§ TO DO: Review the lines that follow and copy each one that contains the word "border".

§ INPUT MATERIAL:
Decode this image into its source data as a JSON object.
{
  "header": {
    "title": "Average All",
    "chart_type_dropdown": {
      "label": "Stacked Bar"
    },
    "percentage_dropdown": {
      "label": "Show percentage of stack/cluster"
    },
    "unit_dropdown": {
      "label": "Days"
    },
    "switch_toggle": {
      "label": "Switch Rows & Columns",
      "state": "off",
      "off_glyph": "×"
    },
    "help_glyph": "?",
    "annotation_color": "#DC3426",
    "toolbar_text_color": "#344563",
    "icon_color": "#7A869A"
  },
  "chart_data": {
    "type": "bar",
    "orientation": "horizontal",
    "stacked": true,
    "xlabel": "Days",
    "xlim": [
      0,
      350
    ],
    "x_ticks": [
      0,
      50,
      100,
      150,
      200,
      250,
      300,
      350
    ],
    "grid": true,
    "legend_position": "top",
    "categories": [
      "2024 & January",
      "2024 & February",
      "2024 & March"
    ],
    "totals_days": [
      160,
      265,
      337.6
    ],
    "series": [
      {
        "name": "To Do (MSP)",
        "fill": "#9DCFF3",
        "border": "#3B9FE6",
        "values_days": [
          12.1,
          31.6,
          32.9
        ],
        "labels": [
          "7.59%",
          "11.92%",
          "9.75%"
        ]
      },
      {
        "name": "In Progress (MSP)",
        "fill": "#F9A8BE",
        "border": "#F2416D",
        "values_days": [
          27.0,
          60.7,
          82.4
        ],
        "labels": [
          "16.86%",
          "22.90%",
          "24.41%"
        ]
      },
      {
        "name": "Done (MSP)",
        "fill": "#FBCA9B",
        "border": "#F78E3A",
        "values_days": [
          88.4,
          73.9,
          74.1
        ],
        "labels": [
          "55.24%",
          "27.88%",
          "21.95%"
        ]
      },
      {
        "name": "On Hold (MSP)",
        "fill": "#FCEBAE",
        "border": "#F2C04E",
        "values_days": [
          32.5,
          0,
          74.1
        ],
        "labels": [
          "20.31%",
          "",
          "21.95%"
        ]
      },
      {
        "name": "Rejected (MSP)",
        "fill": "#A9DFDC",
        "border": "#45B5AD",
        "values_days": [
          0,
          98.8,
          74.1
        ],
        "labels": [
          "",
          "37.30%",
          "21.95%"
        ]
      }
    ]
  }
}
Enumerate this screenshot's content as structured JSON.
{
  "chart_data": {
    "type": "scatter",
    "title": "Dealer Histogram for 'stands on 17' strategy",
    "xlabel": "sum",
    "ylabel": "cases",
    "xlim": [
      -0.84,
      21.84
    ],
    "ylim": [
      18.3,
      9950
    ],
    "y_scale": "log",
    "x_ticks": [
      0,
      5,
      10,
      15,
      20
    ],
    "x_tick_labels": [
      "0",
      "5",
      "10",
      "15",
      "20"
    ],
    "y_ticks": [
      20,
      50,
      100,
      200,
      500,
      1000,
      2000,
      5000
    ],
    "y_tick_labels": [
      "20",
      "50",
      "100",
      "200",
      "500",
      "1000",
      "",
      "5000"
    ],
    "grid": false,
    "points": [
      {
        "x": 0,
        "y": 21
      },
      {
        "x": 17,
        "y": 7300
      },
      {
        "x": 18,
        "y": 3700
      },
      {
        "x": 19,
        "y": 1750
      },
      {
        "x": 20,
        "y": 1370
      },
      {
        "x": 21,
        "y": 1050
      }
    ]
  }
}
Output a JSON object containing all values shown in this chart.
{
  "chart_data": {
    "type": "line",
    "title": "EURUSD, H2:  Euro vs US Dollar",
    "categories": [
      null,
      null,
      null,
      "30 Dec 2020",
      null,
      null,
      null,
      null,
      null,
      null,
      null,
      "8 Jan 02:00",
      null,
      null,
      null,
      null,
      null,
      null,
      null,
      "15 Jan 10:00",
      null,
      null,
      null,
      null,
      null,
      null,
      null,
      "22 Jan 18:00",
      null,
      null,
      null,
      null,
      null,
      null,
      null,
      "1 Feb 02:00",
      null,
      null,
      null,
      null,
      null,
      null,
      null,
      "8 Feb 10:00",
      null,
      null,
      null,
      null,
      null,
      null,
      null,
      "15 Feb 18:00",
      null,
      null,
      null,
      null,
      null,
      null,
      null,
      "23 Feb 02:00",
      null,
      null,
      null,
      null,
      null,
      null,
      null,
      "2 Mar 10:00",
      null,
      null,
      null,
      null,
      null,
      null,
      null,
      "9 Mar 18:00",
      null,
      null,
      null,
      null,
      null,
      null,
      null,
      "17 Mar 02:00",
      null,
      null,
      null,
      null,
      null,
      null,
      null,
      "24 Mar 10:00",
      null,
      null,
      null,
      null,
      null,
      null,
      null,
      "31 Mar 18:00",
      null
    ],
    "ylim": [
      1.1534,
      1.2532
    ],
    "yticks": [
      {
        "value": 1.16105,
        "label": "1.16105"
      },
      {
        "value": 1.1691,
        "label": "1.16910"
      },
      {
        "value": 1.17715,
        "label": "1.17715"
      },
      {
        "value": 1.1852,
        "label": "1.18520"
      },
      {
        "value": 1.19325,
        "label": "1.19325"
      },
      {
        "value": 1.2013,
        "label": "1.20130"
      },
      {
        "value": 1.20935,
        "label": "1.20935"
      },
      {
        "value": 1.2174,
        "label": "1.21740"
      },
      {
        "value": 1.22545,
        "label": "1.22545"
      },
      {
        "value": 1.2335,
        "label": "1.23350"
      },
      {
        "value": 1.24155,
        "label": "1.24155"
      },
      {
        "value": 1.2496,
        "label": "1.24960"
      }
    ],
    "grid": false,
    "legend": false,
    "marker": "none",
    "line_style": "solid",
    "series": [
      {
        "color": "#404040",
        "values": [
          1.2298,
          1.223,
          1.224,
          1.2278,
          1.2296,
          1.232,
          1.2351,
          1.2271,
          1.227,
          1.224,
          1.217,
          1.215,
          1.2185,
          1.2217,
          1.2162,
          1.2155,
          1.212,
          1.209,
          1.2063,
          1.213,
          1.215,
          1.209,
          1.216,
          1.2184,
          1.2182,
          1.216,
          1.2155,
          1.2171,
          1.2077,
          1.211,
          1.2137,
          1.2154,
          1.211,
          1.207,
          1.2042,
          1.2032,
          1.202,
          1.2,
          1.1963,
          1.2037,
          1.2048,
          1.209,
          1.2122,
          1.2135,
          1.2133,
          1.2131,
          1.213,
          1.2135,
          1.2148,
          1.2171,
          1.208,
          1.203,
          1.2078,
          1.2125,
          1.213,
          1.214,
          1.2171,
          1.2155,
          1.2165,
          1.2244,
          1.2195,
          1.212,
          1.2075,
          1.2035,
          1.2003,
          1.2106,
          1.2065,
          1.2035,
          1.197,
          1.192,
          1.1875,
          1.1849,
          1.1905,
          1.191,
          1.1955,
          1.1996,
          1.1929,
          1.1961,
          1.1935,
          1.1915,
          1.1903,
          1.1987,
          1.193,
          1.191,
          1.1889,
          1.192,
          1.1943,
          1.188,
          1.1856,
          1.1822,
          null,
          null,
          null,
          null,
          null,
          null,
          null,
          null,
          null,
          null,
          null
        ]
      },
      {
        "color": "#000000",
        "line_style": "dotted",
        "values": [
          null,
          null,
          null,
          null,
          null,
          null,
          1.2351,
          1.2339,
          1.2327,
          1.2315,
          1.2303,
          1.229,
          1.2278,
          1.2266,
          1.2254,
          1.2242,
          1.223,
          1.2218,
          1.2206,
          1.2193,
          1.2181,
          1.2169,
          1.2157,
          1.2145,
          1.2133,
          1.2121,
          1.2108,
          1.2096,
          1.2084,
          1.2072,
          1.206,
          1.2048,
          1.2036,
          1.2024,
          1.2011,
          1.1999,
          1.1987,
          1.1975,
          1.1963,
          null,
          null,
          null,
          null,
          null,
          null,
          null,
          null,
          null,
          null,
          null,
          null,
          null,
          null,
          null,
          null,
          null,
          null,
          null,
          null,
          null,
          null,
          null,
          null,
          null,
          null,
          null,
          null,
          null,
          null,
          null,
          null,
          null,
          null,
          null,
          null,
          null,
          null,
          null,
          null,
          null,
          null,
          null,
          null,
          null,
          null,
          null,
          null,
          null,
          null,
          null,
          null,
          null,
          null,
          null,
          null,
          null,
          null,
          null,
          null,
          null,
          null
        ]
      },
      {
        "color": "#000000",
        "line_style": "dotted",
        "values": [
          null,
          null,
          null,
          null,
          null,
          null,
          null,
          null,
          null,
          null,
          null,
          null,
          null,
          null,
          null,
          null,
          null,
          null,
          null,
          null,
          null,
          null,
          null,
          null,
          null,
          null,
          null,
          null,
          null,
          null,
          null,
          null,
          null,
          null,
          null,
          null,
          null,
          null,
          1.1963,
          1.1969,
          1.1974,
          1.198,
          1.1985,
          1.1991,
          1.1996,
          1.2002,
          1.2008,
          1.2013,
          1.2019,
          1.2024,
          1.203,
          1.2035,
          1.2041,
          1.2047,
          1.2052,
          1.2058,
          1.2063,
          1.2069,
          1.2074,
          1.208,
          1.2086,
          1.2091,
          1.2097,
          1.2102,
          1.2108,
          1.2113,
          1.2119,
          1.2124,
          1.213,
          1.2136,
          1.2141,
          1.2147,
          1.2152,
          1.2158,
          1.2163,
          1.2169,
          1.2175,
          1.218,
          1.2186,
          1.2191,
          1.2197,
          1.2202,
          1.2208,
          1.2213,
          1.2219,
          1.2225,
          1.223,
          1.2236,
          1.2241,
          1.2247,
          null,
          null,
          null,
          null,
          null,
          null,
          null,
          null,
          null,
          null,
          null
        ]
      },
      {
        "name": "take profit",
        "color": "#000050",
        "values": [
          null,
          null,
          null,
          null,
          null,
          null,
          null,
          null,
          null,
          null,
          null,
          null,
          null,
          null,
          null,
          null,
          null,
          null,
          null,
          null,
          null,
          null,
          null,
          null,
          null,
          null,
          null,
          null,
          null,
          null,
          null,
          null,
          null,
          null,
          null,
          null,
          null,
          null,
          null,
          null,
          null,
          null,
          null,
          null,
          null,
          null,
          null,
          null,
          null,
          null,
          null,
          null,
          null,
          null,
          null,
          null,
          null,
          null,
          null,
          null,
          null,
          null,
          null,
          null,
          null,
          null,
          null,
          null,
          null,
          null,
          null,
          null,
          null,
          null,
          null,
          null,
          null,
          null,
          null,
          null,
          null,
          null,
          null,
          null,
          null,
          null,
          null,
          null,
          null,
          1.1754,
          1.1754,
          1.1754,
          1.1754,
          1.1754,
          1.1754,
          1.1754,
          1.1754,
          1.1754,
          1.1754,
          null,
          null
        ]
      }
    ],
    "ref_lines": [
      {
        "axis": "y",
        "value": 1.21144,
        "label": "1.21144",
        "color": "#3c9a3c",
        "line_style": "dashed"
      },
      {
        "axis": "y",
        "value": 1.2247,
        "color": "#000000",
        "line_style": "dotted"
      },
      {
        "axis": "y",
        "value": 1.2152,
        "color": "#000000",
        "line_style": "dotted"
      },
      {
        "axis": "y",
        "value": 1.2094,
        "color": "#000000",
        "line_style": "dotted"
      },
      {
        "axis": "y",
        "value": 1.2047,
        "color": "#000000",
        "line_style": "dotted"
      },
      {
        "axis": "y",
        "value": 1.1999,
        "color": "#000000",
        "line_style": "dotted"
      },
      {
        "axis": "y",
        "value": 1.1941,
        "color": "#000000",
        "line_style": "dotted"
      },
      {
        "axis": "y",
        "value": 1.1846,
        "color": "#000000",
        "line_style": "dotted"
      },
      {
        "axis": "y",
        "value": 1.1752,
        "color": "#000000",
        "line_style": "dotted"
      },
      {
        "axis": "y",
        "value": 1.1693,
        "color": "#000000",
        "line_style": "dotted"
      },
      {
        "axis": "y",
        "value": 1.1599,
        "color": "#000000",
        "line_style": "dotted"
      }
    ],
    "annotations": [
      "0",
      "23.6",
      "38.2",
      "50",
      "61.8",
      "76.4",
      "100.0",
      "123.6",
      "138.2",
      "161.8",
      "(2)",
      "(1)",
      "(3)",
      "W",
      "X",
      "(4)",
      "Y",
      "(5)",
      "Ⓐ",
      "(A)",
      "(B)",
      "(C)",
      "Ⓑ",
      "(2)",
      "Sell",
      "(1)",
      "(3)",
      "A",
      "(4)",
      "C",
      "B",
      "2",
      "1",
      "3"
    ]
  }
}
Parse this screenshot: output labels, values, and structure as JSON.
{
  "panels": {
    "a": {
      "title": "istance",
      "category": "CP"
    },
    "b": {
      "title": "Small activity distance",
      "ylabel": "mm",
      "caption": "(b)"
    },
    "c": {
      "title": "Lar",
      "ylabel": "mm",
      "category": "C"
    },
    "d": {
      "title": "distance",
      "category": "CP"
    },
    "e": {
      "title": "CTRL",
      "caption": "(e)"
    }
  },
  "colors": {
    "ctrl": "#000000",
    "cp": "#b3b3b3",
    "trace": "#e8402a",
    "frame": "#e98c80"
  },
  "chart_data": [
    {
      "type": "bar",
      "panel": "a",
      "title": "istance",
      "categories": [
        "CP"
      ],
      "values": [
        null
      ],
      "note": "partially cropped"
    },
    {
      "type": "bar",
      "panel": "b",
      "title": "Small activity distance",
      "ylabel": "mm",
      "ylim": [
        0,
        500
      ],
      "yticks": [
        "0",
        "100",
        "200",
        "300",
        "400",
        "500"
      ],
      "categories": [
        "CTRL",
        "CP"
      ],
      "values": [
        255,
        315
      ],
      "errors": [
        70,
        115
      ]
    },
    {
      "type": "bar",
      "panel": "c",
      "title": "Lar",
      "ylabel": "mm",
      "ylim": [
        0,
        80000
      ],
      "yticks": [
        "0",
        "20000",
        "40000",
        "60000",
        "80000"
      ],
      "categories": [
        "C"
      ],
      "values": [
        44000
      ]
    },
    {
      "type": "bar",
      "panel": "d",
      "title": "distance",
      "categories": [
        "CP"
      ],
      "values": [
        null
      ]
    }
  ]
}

§ EXERCISE RESPONSE:
        "border": "#3B9FE6",
        "border": "#F2416D",
        "border": "#F78E3A",
        "border": "#F2C04E",
        "border": "#45B5AD",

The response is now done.